### EXERCISE DESCRIPTION
Gather all lines with the word "nordic" in them.

☆ ☆ ☆ ☆ ☆ ☆ ☆

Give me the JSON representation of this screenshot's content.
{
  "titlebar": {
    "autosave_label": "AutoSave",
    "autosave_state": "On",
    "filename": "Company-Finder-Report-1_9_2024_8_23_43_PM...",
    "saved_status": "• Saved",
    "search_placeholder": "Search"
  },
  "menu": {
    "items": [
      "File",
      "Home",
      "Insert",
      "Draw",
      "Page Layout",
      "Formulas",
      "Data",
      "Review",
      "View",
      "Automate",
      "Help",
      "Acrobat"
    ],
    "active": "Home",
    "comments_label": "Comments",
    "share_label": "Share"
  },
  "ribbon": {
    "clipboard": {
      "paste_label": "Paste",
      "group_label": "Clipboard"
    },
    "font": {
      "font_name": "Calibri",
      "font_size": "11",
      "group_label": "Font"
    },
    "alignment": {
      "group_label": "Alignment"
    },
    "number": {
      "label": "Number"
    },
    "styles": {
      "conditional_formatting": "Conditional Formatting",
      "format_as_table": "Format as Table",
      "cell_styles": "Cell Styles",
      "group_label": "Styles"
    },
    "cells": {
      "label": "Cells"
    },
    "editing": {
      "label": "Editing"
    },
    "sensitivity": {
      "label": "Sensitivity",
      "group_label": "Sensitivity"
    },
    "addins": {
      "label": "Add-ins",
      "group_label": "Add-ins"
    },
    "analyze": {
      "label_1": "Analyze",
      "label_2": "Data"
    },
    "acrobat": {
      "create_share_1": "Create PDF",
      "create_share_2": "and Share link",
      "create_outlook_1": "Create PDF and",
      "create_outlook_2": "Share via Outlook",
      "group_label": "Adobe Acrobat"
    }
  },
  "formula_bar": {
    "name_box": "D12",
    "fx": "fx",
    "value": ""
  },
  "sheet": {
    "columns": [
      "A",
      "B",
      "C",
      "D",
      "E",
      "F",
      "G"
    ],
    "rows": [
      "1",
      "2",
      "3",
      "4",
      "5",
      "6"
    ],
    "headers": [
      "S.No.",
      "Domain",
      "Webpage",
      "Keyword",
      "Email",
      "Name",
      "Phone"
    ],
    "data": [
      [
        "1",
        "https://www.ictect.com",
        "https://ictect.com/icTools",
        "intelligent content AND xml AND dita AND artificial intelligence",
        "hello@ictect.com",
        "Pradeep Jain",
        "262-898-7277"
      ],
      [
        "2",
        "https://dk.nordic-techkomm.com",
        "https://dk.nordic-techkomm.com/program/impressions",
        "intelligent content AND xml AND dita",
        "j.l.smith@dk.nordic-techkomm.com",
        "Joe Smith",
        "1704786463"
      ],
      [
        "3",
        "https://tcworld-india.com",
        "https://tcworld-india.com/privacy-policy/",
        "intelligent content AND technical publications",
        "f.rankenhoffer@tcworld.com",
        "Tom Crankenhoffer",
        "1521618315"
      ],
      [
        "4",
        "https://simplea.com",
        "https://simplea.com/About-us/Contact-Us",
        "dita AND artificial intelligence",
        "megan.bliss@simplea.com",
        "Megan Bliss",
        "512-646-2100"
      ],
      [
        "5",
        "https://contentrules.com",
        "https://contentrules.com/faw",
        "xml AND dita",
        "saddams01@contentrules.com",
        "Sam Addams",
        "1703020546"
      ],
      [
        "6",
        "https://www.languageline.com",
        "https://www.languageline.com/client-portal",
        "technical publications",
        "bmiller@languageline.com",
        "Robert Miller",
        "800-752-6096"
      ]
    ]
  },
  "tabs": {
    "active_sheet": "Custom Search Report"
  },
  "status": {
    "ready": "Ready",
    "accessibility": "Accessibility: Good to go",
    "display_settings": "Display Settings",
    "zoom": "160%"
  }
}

☆ ☆ ☆ ☆ ☆ ☆ ☆

### THE REPLY
        "https://dk.nordic-techkomm.com",
        "https://dk.nordic-techkomm.com/program/impressions",
        "j.l.smith@dk.nordic-techkomm.com",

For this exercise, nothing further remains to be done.